**DO THIS**:
List all lines of the data containing the word "OfficePLUS".

**DATASET EXCERPTS**:
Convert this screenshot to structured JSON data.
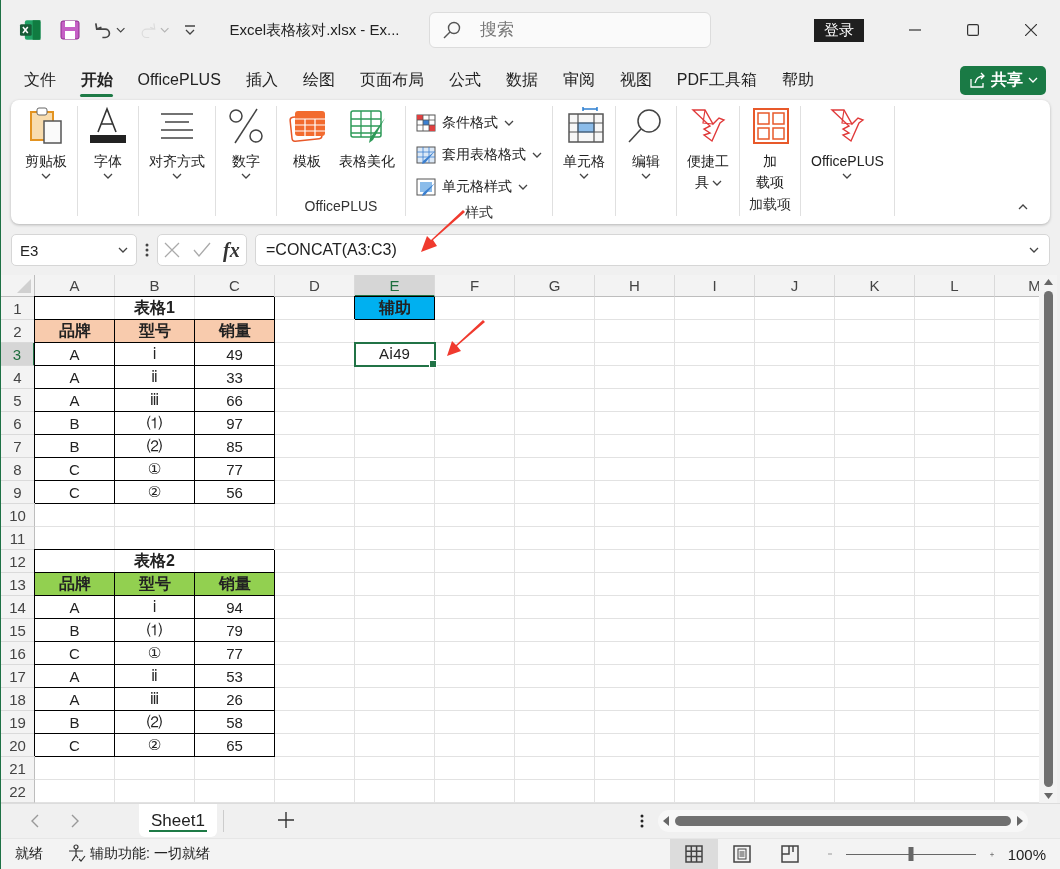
{
  "window": {
    "title": "Excel表格核对.xlsx  -  Ex...",
    "search": {
      "placeholder": "搜索"
    },
    "sign_in": "登录"
  },
  "quick_access": [
    {
      "kind": "save",
      "disabled": false
    },
    {
      "kind": "undo",
      "disabled": false
    },
    {
      "kind": "redo",
      "disabled": true
    },
    {
      "kind": "customize",
      "disabled": false
    }
  ],
  "ribbon_tabs": [
    {
      "label": "文件",
      "selected": false
    },
    {
      "label": "开始",
      "selected": true
    },
    {
      "label": "OfficePLUS",
      "selected": false
    },
    {
      "label": "插入",
      "selected": false
    },
    {
      "label": "绘图",
      "selected": false
    },
    {
      "label": "页面布局",
      "selected": false
    },
    {
      "label": "公式",
      "selected": false
    },
    {
      "label": "数据",
      "selected": false
    },
    {
      "label": "审阅",
      "selected": false
    },
    {
      "label": "视图",
      "selected": false
    },
    {
      "label": "PDF工具箱",
      "selected": false
    },
    {
      "label": "帮助",
      "selected": false
    }
  ],
  "share_button": "共享",
  "ribbon": {
    "groups": [
      {
        "items": [
          {
            "kind": "large",
            "label_lines": [
              "剪贴板"
            ],
            "dropdown": true
          }
        ]
      },
      {
        "items": [
          {
            "kind": "large",
            "label_lines": [
              "字体"
            ],
            "dropdown": true
          }
        ]
      },
      {
        "items": [
          {
            "kind": "large",
            "label_lines": [
              "对齐方式"
            ],
            "dropdown": true
          }
        ]
      },
      {
        "items": [
          {
            "kind": "large",
            "label_lines": [
              "数字"
            ],
            "dropdown": true
          }
        ]
      },
      {
        "label": "OfficePLUS",
        "items": [
          {
            "kind": "large",
            "label_lines": [
              "模板"
            ],
            "dropdown": false
          },
          {
            "kind": "large",
            "label_lines": [
              "表格美化"
            ],
            "dropdown": false
          }
        ]
      },
      {
        "label": "样式",
        "items": [
          {
            "kind": "small",
            "label_lines": [
              "条件格式"
            ],
            "dropdown": true
          },
          {
            "kind": "small",
            "label_lines": [
              "套用表格格式"
            ],
            "dropdown": true
          },
          {
            "kind": "small",
            "label_lines": [
              "单元格样式"
            ],
            "dropdown": true
          }
        ]
      },
      {
        "items": [
          {
            "kind": "large",
            "label_lines": [
              "单元格"
            ],
            "dropdown": true
          }
        ]
      },
      {
        "items": [
          {
            "kind": "large",
            "label_lines": [
              "编辑"
            ],
            "dropdown": true
          }
        ]
      },
      {
        "items": [
          {
            "kind": "large",
            "label_lines": [
              "便捷工",
              "具"
            ],
            "dropdown": true
          }
        ]
      },
      {
        "label": "加载项",
        "items": [
          {
            "kind": "large",
            "label_lines": [
              "加",
              "载项"
            ],
            "dropdown": false
          }
        ]
      },
      {
        "items": [
          {
            "kind": "large",
            "label_lines": [
              "OfficePLUS"
            ],
            "dropdown": true
          }
        ]
      }
    ]
  },
  "formula_bar": {
    "name_box": "E3",
    "function_label": "fx",
    "formula": "=CONCAT(A3:C3)"
  },
  "sheet": {
    "columns": [
      {
        "label": "A",
        "selected": false
      },
      {
        "label": "B",
        "selected": false
      },
      {
        "label": "C",
        "selected": false
      },
      {
        "label": "D",
        "selected": false
      },
      {
        "label": "E",
        "selected": true
      },
      {
        "label": "F",
        "selected": false
      },
      {
        "label": "G",
        "selected": false
      },
      {
        "label": "H",
        "selected": false
      },
      {
        "label": "I",
        "selected": false
      },
      {
        "label": "J",
        "selected": false
      },
      {
        "label": "K",
        "selected": false
      },
      {
        "label": "L",
        "selected": false
      },
      {
        "label": "M",
        "selected": false
      }
    ],
    "rows": [
      {
        "label": "1",
        "selected": false,
        "cells": [
          {
            "kind": "title",
            "text": "表格1"
          },
          "",
          "",
          "",
          {
            "kind": "header",
            "text": "辅助",
            "color": "#00b0f0"
          }
        ]
      },
      {
        "label": "2",
        "selected": false,
        "cells": [
          {
            "kind": "header",
            "text": "品牌",
            "color": "#f8cbad"
          },
          {
            "kind": "header",
            "text": "型号",
            "color": "#f8cbad"
          },
          {
            "kind": "header",
            "text": "销量",
            "color": "#f8cbad"
          }
        ]
      },
      {
        "label": "3",
        "selected": true,
        "cells": [
          {
            "kind": "body",
            "text": "A"
          },
          {
            "kind": "body",
            "text": "ⅰ"
          },
          {
            "kind": "body",
            "text": "49"
          },
          "",
          {
            "kind": "plain",
            "text": "Aⅰ49"
          }
        ]
      },
      {
        "label": "4",
        "selected": false,
        "cells": [
          {
            "kind": "body",
            "text": "A"
          },
          {
            "kind": "body",
            "text": "ⅱ"
          },
          {
            "kind": "body",
            "text": "33"
          }
        ]
      },
      {
        "label": "5",
        "selected": false,
        "cells": [
          {
            "kind": "body",
            "text": "A"
          },
          {
            "kind": "body",
            "text": "ⅲ"
          },
          {
            "kind": "body",
            "text": "66"
          }
        ]
      },
      {
        "label": "6",
        "selected": false,
        "cells": [
          {
            "kind": "body",
            "text": "B"
          },
          {
            "kind": "body",
            "text": "⑴"
          },
          {
            "kind": "body",
            "text": "97"
          }
        ]
      },
      {
        "label": "7",
        "selected": false,
        "cells": [
          {
            "kind": "body",
            "text": "B"
          },
          {
            "kind": "body",
            "text": "⑵"
          },
          {
            "kind": "body",
            "text": "85"
          }
        ]
      },
      {
        "label": "8",
        "selected": false,
        "cells": [
          {
            "kind": "body",
            "text": "C"
          },
          {
            "kind": "body",
            "text": "①"
          },
          {
            "kind": "body",
            "text": "77"
          }
        ]
      },
      {
        "label": "9",
        "selected": false,
        "cells": [
          {
            "kind": "body",
            "text": "C"
          },
          {
            "kind": "body",
            "text": "②"
          },
          {
            "kind": "body",
            "text": "56"
          }
        ]
      },
      {
        "label": "10",
        "selected": false,
        "cells": []
      },
      {
        "label": "11",
        "selected": false,
        "cells": []
      },
      {
        "label": "12",
        "selected": false,
        "cells": [
          {
            "kind": "title",
            "text": "表格2"
          },
          "",
          ""
        ]
      },
      {
        "label": "13",
        "selected": false,
        "cells": [
          {
            "kind": "header",
            "text": "品牌",
            "color": "#92d050"
          },
          {
            "kind": "header",
            "text": "型号",
            "color": "#92d050"
          },
          {
            "kind": "header",
            "text": "销量",
            "color": "#92d050"
          }
        ]
      },
      {
        "label": "14",
        "selected": false,
        "cells": [
          {
            "kind": "body",
            "text": "A"
          },
          {
            "kind": "body",
            "text": "ⅰ"
          },
          {
            "kind": "body",
            "text": "94"
          }
        ]
      },
      {
        "label": "15",
        "selected": false,
        "cells": [
          {
            "kind": "body",
            "text": "B"
          },
          {
            "kind": "body",
            "text": "⑴"
          },
          {
            "kind": "body",
            "text": "79"
          }
        ]
      },
      {
        "label": "16",
        "selected": false,
        "cells": [
          {
            "kind": "body",
            "text": "C"
          },
          {
            "kind": "body",
            "text": "①"
          },
          {
            "kind": "body",
            "text": "77"
          }
        ]
      },
      {
        "label": "17",
        "selected": false,
        "cells": [
          {
            "kind": "body",
            "text": "A"
          },
          {
            "kind": "body",
            "text": "ⅱ"
          },
          {
            "kind": "body",
            "text": "53"
          }
        ]
      },
      {
        "label": "18",
        "selected": false,
        "cells": [
          {
            "kind": "body",
            "text": "A"
          },
          {
            "kind": "body",
            "text": "ⅲ"
          },
          {
            "kind": "body",
            "text": "26"
          }
        ]
      },
      {
        "label": "19",
        "selected": false,
        "cells": [
          {
            "kind": "body",
            "text": "B"
          },
          {
            "kind": "body",
            "text": "⑵"
          },
          {
            "kind": "body",
            "text": "58"
          }
        ]
      },
      {
        "label": "20",
        "selected": false,
        "cells": [
          {
            "kind": "body",
            "text": "C"
          },
          {
            "kind": "body",
            "text": "②"
          },
          {
            "kind": "body",
            "text": "65"
          }
        ]
      },
      {
        "label": "21",
        "selected": false,
        "cells": []
      },
      {
        "label": "22",
        "selected": false,
        "cells": []
      }
    ]
  },
  "sheet_tabs": [
    {
      "label": "Sheet1",
      "selected": true
    }
  ],
  "status_bar": {
    "ready": "就绪",
    "accessibility": "辅助功能: 一切就绪",
    "views": [
      {
        "kind": "normal",
        "selected": true
      },
      {
        "kind": "page-layout",
        "selected": false
      },
      {
        "kind": "page-break",
        "selected": false
      }
    ],
    "zoom": {
      "level": 0.5,
      "reading": "100%"
    }
  }
}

**EXERCISE RESPONSE**:
      "label": "OfficePLUS",
        "label": "OfficePLUS",
              "OfficePLUS"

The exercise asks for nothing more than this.